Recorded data
|---|

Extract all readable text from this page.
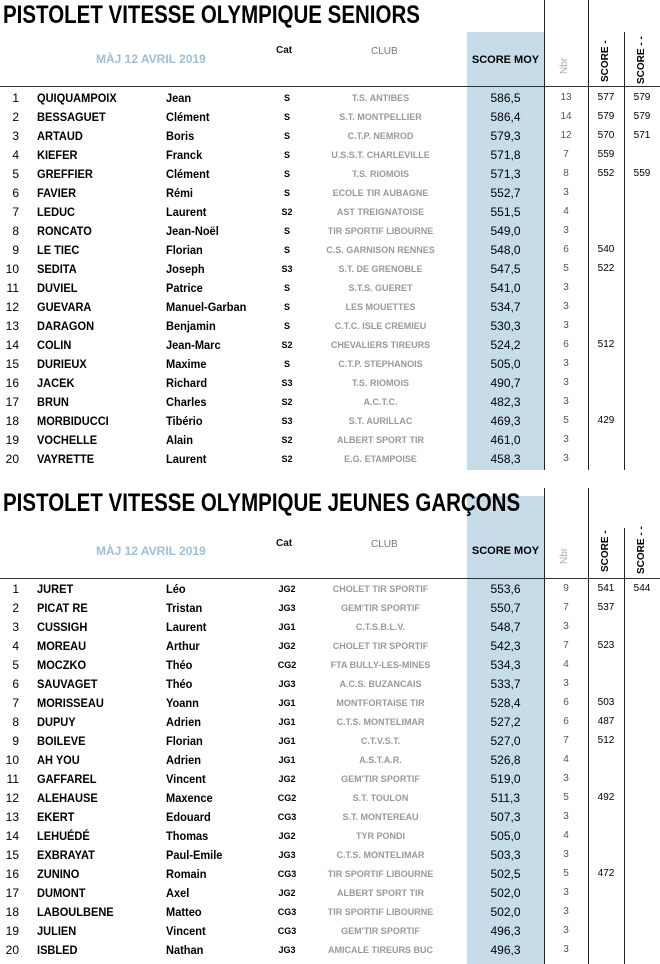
PISTOLET VITESSE OLYMPIQUE SENIORS
MÀJ 12 AVRIL 2019
Cat	CLUB
SCORE MOY	Nbr	SCORE -	SCORE - -
1 QUIQUAMPOIX	Jean	S	T.S. ANTIBES	586,5	13	577	579
2 BESSAGUET	Clément	S	S.T. MONTPELLIER	586,4	14	579	579
3 ARTAUD	Boris	S	C.T.P. NEMROD	579,3	12	570	571
4 KIEFER	Franck	S	U.S.S.T. CHARLEVILLE	571,8	7	559
5 GREFFIER	Clément	S	T.S. RIOMOIS	571,3	8	552	559
6 FAVIER	Rémi	S	ECOLE TIR AUBAGNE	552,7	3
7 LEDUC	Laurent	S2	AST TREIGNATOISE	551,5	4
8 RONCATO	Jean-Noël	S	TIR SPORTIF LIBOURNE	549,0	3
9 LE TIEC	Florian	S	C.S. GARNISON RENNES	548,0	6	540
10 SEDITA	Joseph	S3	S.T. DE GRENOBLE	547,5	5	522
11 DUVIEL	Patrice	S	S.T.S. GUERET	541,0	3
12 GUEVARA	Manuel-Garban	S	LES MOUETTES	534,7	3
13 DARAGON	Benjamin	S	C.T.C. ISLE CREMIEU	530,3	3
14 COLIN	Jean-Marc	S2	CHEVALIERS TIREURS	524,2	6	512
15 DURIEUX	Maxime	S	C.T.P. STEPHANOIS	505,0	3
16 JACEK	Richard	S3	T.S. RIOMOIS	490,7	3
17 BRUN	Charles	S2	A.C.T.C.	482,3	3
18 MORBIDUCCI	Tibério	S3	S.T. AURILLAC	469,3	5	429
19 VOCHELLE	Alain	S2	ALBERT SPORT TIR	461,0	3
20 VAYRETTE	Laurent	S2	E.G. ETAMPOISE	458,3	3
PISTOLET VITESSE OLYMPIQUE JEUNES GARÇONS
MÀJ 12 AVRIL 2019
Cat	CLUB
SCORE MOY	Nbr	SCORE -	SCORE - -
1 JURET	Léo	JG2	CHOLET TIR SPORTIF	553,6	9	541	544
2 PICAT RE	Tristan	JG3	GEM'TIR SPORTIF	550,7	7	537
3 CUSSIGH	Laurent	JG1	C.T.S.B.L.V.	548,7	3
4 MOREAU	Arthur	JG2	CHOLET TIR SPORTIF	542,3	7	523
5 MOCZKO	Théo	CG2	FTA BULLY-LES-MINES	534,3	4
6 SAUVAGET	Théo	JG3	A.C.S. BUZANCAIS	533,7	3
7 MORISSEAU	Yoann	JG1	MONTFORTAISE TIR	528,4	6	503
8 DUPUY	Adrien	JG1	C.T.S. MONTELIMAR	527,2	6	487
9 BOILEVE	Florian	JG1	C.T.V.S.T.	527,0	7	512
10 AH YOU	Adrien	JG1	A.S.T.A.R.	526,8	4
11 GAFFAREL	Vincent	JG2	GEM'TIR SPORTIF	519,0	3
12 ALEHAUSE	Maxence	CG2	S.T. TOULON	511,3	5	492
13 EKERT	Edouard	CG3	S.T. MONTEREAU	507,3	3
14 LEHUÉDÉ	Thomas	JG2	TYR PONDI	505,0	4
15 EXBRAYAT	Paul-Emile	JG3	C.T.S. MONTELIMAR	503,3	3
16 ZUNINO	Romain	CG3	TIR SPORTIF LIBOURNE	502,5	5	472
17 DUMONT	Axel	JG2	ALBERT SPORT TIR	502,0	3
18 LABOULBENE	Matteo	CG3	TIR SPORTIF LIBOURNE	502,0	3
19 JULIEN	Vincent	CG3	GEM'TIR SPORTIF	496,3	3
20 ISBLED	Nathan	JG3	AMICALE TIREURS BUC	496,3	3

|---|

(Directive)
Images should not appear in the copy; retype the listing above exactly.

(Exercise output)
Extract all readable text from this page.
PISTOLET VITESSE OLYMPIQUE SENIORS
MÀJ 12 AVRIL 2019
Cat	CLUB
SCORE MOY	Nbr	SCORE -	SCORE - -
1 QUIQUAMPOIX	Jean	S	T.S. ANTIBES	586,5	13	577	579
2 BESSAGUET	Clément	S	S.T. MONTPELLIER	586,4	14	579	579
3 ARTAUD	Boris	S	C.T.P. NEMROD	579,3	12	570	571
4 KIEFER	Franck	S	U.S.S.T. CHARLEVILLE	571,8	7	559
5 GREFFIER	Clément	S	T.S. RIOMOIS	571,3	8	552	559
6 FAVIER	Rémi	S	ECOLE TIR AUBAGNE	552,7	3
7 LEDUC	Laurent	S2	AST TREIGNATOISE	551,5	4
8 RONCATO	Jean-Noël	S	TIR SPORTIF LIBOURNE	549,0	3
9 LE TIEC	Florian	S	C.S. GARNISON RENNES	548,0	6	540
10 SEDITA	Joseph	S3	S.T. DE GRENOBLE	547,5	5	522
11 DUVIEL	Patrice	S	S.T.S. GUERET	541,0	3
12 GUEVARA	Manuel-Garban	S	LES MOUETTES	534,7	3
13 DARAGON	Benjamin	S	C.T.C. ISLE CREMIEU	530,3	3
14 COLIN	Jean-Marc	S2	CHEVALIERS TIREURS	524,2	6	512
15 DURIEUX	Maxime	S	C.T.P. STEPHANOIS	505,0	3
16 JACEK	Richard	S3	T.S. RIOMOIS	490,7	3
17 BRUN	Charles	S2	A.C.T.C.	482,3	3
18 MORBIDUCCI	Tibério	S3	S.T. AURILLAC	469,3	5	429
19 VOCHELLE	Alain	S2	ALBERT SPORT TIR	461,0	3
20 VAYRETTE	Laurent	S2	E.G. ETAMPOISE	458,3	3
PISTOLET VITESSE OLYMPIQUE JEUNES GARÇONS
MÀJ 12 AVRIL 2019
Cat	CLUB
SCORE MOY	Nbr	SCORE -	SCORE - -
1 JURET	Léo	JG2	CHOLET TIR SPORTIF	553,6	9	541	544
2 PICAT RE	Tristan	JG3	GEM'TIR SPORTIF	550,7	7	537
3 CUSSIGH	Laurent	JG1	C.T.S.B.L.V.	548,7	3
4 MOREAU	Arthur	JG2	CHOLET TIR SPORTIF	542,3	7	523
5 MOCZKO	Théo	CG2	FTA BULLY-LES-MINES	534,3	4
6 SAUVAGET	Théo	JG3	A.C.S. BUZANCAIS	533,7	3
7 MORISSEAU	Yoann	JG1	MONTFORTAISE TIR	528,4	6	503
8 DUPUY	Adrien	JG1	C.T.S. MONTELIMAR	527,2	6	487
9 BOILEVE	Florian	JG1	C.T.V.S.T.	527,0	7	512
10 AH YOU	Adrien	JG1	A.S.T.A.R.	526,8	4
11 GAFFAREL	Vincent	JG2	GEM'TIR SPORTIF	519,0	3
12 ALEHAUSE	Maxence	CG2	S.T. TOULON	511,3	5	492
13 EKERT	Edouard	CG3	S.T. MONTEREAU	507,3	3
14 LEHUÉDÉ	Thomas	JG2	TYR PONDI	505,0	4
15 EXBRAYAT	Paul-Emile	JG3	C.T.S. MONTELIMAR	503,3	3
16 ZUNINO	Romain	CG3	TIR SPORTIF LIBOURNE	502,5	5	472
17 DUMONT	Axel	JG2	ALBERT SPORT TIR	502,0	3
18 LABOULBENE	Matteo	CG3	TIR SPORTIF LIBOURNE	502,0	3
19 JULIEN	Vincent	CG3	GEM'TIR SPORTIF	496,3	3
20 ISBLED	Nathan	JG3	AMICALE TIREURS BUC	496,3	3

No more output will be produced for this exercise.